* The problem
Copy out everything in the records from the line containing "log-scroll-up-icon[interactable]: ▲ bbox=[509, 632, 523, 645]" down to the line containing "wizard-titlebar: Quantum Yield", with both of those lines included and nothing else.

* Input data
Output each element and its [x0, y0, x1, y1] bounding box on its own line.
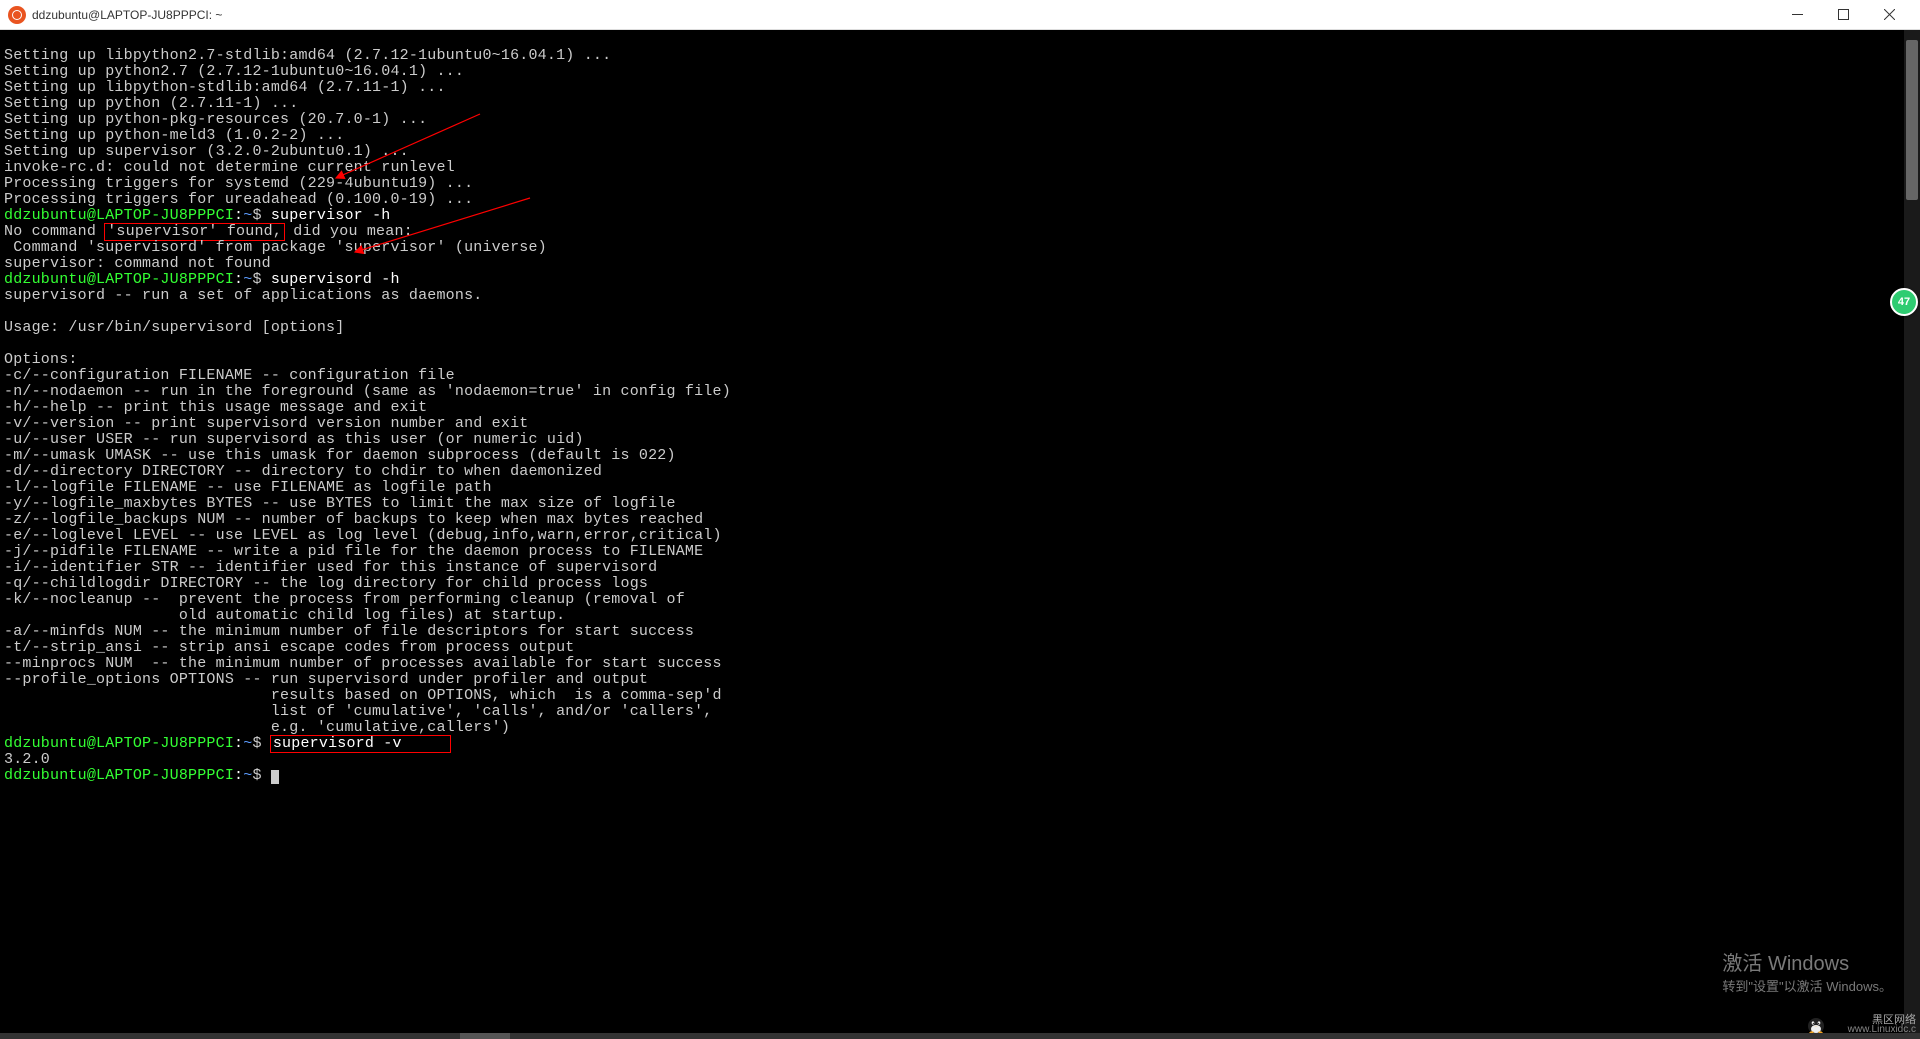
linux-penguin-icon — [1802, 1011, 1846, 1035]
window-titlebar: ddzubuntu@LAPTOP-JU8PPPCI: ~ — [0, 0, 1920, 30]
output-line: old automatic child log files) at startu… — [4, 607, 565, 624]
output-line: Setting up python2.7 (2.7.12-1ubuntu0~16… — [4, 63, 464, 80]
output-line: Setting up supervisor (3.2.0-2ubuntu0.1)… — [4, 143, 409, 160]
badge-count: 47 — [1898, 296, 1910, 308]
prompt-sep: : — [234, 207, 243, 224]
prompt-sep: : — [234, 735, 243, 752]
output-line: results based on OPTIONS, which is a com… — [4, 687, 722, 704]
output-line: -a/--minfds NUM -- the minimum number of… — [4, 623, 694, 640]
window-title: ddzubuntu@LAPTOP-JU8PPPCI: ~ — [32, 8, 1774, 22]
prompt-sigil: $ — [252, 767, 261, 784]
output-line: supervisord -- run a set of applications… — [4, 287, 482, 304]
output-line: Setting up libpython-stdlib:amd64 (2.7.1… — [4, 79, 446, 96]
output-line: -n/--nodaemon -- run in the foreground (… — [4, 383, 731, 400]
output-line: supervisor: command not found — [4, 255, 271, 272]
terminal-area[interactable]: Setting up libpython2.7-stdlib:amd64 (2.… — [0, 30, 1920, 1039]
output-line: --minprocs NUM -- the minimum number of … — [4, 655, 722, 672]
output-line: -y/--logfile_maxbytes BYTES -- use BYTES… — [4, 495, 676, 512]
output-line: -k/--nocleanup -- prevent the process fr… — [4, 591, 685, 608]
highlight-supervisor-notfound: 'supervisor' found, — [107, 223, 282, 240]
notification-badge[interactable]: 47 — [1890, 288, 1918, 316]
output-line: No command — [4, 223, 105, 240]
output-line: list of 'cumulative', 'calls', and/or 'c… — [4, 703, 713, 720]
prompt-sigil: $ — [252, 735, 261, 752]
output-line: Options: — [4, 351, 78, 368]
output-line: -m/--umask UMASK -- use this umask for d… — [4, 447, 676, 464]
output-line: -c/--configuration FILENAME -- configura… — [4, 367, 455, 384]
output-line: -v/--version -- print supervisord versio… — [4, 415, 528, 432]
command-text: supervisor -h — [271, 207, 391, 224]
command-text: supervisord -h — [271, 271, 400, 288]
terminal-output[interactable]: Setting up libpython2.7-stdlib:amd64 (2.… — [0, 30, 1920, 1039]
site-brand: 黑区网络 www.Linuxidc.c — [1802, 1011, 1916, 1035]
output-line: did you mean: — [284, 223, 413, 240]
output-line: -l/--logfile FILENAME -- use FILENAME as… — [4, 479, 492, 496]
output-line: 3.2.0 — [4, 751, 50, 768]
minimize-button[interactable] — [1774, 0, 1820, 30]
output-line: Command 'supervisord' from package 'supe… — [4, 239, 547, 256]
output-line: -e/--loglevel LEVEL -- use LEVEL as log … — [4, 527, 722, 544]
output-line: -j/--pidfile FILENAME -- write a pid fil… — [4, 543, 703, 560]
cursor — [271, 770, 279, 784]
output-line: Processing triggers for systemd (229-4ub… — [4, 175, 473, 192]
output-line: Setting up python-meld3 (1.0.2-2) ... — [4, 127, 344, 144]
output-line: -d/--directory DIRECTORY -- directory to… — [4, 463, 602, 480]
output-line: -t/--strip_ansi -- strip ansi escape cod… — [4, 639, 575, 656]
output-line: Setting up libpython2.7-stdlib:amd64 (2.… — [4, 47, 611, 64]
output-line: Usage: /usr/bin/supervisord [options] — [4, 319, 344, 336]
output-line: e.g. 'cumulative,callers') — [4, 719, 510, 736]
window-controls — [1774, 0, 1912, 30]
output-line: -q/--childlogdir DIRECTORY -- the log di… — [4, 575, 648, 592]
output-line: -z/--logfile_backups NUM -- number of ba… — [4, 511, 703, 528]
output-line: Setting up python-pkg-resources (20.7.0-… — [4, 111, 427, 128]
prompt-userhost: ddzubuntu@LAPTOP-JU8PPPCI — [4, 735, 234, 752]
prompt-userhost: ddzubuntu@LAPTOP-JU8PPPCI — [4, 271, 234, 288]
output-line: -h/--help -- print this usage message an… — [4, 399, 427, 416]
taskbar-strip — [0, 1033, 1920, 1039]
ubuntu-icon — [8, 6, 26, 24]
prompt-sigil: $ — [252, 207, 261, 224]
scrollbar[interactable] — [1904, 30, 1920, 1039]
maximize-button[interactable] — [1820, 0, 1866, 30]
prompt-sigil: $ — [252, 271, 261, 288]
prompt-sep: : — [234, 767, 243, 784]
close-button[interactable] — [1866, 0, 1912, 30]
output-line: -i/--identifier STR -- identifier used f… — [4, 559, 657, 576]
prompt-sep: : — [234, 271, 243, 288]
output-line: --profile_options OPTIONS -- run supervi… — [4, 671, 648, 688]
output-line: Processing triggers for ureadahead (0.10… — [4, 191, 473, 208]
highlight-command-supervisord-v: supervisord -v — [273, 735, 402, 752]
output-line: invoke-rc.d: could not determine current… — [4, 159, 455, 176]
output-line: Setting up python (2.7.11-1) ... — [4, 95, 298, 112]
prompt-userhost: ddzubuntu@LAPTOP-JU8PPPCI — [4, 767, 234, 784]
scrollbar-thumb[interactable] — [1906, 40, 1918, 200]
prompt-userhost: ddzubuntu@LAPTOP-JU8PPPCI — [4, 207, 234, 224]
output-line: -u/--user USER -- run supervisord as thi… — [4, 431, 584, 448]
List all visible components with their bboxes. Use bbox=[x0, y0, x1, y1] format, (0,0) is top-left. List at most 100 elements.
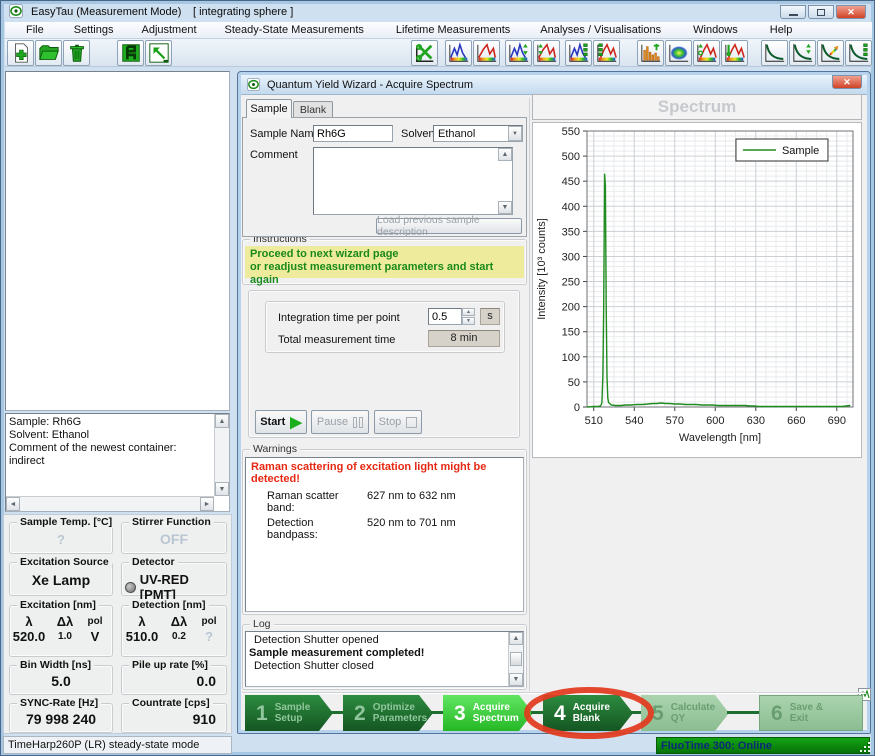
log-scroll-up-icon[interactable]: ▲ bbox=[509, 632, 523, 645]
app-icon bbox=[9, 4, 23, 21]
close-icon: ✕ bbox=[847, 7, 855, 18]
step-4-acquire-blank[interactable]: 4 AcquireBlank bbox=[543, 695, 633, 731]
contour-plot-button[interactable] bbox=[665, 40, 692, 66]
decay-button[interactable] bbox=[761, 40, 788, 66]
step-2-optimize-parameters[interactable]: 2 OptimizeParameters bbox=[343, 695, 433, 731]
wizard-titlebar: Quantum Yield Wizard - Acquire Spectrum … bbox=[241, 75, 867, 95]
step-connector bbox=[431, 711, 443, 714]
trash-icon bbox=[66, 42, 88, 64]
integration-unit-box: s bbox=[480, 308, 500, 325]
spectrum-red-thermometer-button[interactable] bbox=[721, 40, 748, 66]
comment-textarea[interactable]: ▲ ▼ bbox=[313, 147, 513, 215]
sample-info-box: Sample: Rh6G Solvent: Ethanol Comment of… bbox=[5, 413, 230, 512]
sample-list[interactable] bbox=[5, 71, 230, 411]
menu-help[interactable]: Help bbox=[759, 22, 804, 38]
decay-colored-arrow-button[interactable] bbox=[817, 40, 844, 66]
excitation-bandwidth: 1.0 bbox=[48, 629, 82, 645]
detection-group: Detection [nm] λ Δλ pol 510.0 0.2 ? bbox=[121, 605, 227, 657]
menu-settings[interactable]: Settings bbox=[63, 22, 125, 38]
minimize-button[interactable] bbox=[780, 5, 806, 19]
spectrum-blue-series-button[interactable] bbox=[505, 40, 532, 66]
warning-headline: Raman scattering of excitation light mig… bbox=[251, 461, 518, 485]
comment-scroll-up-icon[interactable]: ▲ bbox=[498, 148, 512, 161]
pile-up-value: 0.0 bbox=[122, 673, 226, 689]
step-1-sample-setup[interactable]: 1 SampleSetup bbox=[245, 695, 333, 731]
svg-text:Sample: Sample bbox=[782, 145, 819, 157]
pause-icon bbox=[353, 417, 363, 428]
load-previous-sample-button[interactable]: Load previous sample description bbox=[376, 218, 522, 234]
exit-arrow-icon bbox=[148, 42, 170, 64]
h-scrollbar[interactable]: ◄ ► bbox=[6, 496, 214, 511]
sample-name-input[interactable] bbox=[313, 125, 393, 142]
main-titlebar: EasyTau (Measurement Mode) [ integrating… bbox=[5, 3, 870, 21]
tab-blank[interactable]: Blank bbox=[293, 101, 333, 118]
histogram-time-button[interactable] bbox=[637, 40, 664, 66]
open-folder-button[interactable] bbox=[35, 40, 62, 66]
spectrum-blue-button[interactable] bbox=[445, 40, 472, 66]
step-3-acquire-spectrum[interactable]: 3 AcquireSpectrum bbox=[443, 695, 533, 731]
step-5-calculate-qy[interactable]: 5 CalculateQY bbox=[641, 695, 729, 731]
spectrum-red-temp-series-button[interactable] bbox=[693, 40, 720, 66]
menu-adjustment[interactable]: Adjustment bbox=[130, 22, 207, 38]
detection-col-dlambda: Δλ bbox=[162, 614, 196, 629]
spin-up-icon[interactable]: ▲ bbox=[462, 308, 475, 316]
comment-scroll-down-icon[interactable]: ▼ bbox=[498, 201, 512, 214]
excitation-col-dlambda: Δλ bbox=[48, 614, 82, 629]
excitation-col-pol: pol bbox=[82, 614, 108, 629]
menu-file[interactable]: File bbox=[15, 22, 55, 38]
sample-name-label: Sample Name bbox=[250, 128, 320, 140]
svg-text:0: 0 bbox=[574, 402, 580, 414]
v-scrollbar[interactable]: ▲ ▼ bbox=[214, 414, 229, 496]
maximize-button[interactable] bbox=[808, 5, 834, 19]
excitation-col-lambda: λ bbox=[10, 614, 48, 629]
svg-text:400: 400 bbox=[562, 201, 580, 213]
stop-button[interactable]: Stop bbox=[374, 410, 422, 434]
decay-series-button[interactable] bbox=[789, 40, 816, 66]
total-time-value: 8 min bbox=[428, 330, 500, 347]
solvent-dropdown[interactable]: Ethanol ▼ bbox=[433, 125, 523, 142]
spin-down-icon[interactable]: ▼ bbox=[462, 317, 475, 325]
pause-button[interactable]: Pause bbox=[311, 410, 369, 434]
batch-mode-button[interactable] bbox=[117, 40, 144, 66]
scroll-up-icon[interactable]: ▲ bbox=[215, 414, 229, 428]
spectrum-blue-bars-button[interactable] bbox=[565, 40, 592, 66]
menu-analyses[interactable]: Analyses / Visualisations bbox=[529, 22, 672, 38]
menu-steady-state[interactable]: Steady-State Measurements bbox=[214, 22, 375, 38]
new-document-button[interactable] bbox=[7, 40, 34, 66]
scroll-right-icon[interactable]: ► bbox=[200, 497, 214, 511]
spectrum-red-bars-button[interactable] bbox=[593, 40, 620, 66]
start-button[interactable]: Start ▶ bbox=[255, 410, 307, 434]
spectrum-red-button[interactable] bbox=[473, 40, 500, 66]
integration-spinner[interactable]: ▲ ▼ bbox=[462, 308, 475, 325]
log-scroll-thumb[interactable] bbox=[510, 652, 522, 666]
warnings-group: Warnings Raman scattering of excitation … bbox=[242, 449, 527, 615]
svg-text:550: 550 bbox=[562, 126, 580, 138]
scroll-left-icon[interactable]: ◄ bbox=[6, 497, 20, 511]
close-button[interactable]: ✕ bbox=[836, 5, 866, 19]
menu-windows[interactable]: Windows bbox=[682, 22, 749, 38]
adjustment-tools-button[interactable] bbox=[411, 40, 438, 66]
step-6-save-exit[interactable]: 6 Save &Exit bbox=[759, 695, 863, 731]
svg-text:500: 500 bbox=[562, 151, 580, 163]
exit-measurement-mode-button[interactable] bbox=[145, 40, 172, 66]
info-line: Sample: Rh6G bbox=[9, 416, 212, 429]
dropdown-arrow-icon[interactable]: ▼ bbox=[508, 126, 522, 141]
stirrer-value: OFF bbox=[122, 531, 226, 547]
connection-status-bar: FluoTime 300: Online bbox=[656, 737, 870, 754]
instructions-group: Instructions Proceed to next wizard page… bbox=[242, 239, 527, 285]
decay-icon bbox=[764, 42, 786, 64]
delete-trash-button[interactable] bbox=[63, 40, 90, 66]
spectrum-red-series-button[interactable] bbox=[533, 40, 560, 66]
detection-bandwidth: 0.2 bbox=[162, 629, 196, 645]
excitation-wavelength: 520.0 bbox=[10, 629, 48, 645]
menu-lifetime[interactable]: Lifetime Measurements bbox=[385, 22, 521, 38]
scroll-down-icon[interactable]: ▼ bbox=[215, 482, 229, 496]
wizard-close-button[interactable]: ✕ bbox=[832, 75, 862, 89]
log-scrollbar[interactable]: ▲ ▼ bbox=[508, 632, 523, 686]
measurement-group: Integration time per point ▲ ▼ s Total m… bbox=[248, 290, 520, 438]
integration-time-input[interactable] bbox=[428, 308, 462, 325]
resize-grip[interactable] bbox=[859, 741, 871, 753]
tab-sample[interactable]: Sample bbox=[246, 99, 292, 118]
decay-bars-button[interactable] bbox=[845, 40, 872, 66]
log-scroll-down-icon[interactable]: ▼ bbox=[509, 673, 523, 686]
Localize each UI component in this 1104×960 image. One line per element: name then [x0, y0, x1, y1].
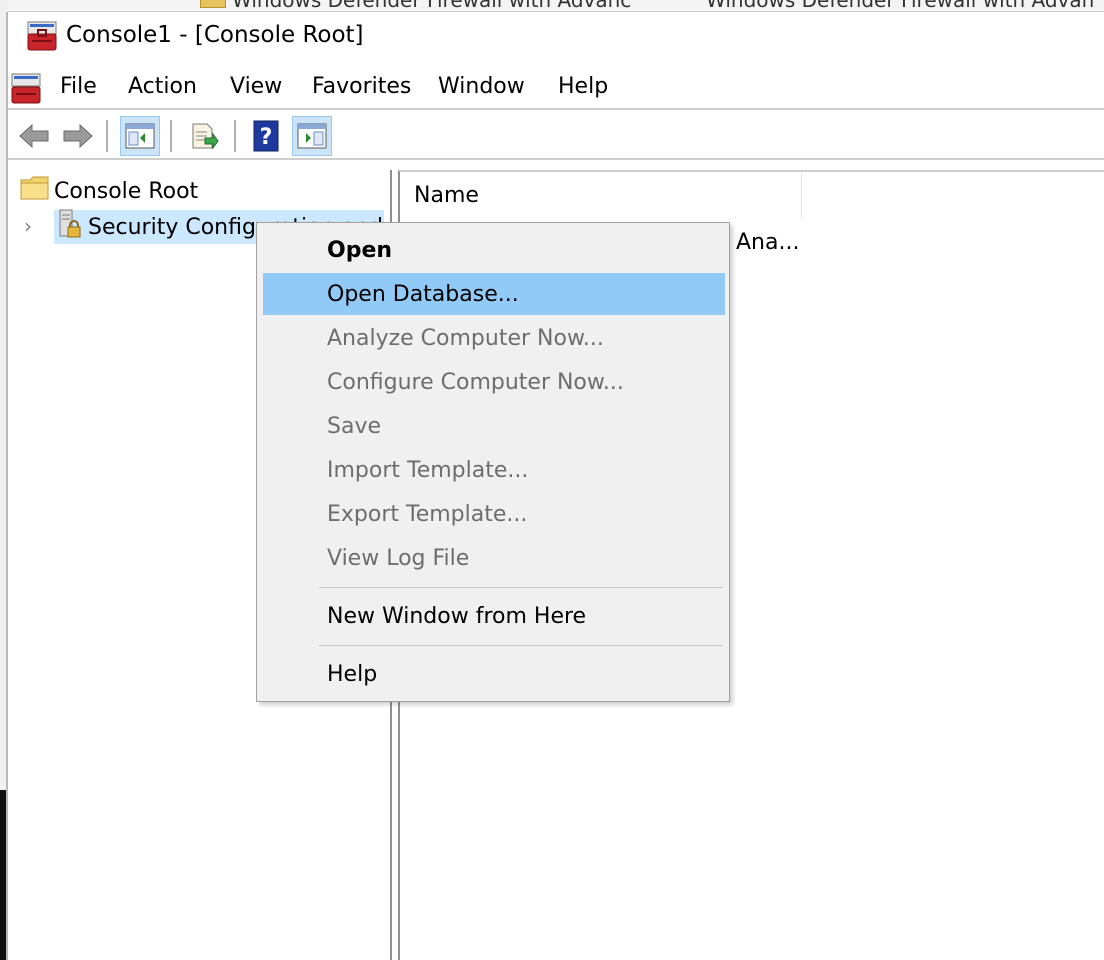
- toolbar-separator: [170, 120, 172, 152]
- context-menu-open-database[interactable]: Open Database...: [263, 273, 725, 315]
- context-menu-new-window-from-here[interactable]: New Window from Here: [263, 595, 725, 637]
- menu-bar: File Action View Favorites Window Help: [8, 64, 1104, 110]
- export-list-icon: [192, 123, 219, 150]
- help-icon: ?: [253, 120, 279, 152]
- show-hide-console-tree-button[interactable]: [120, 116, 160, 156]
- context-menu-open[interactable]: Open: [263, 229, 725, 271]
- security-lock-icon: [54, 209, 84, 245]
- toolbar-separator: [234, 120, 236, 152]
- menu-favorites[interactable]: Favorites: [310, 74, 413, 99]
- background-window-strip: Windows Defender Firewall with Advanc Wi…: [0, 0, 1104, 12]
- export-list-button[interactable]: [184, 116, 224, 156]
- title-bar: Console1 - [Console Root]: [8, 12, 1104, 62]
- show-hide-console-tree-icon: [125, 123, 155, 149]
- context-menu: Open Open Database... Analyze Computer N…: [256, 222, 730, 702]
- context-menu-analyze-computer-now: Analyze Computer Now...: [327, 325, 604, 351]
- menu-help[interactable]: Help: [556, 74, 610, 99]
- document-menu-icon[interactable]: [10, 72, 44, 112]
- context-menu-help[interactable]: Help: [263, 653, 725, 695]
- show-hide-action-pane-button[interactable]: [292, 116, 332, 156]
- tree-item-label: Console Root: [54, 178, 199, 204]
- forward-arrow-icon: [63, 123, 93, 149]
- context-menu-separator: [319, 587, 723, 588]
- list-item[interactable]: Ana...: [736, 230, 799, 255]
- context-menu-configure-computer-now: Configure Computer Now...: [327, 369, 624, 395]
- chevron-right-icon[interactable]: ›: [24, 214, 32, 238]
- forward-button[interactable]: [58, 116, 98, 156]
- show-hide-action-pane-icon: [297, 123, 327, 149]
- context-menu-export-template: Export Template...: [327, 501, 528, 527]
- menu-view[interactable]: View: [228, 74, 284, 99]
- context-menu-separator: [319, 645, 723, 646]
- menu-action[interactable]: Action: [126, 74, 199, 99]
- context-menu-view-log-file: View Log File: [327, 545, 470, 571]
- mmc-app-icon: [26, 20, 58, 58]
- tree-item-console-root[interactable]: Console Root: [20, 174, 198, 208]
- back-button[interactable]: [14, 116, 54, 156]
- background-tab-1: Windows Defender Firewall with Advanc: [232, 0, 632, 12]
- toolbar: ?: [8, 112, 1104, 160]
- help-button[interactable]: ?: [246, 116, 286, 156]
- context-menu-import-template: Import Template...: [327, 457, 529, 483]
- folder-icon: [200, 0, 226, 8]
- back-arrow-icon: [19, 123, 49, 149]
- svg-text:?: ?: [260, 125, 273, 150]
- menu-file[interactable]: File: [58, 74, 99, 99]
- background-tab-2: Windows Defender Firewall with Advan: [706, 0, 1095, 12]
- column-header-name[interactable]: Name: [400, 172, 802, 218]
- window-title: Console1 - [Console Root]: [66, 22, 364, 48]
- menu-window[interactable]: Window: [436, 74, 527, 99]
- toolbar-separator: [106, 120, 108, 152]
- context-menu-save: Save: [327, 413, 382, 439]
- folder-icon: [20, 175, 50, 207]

* Response to the exercise
log-scroll-up-icon[interactable]: ▲ bbox=[509, 632, 523, 645]
app-icon bbox=[9, 4, 23, 21]
close-icon: ✕ bbox=[847, 7, 855, 18]
step-4-acquire-blank[interactable]: 4 AcquireBlank bbox=[543, 695, 633, 731]
contour-plot-button[interactable] bbox=[665, 40, 692, 66]
decay-button[interactable] bbox=[761, 40, 788, 66]
step-2-optimize-parameters[interactable]: 2 OptimizeParameters bbox=[343, 695, 433, 731]
wizard-titlebar: Quantum Yield Wizard - Acquire Spectrum … bbox=[241, 75, 867, 95]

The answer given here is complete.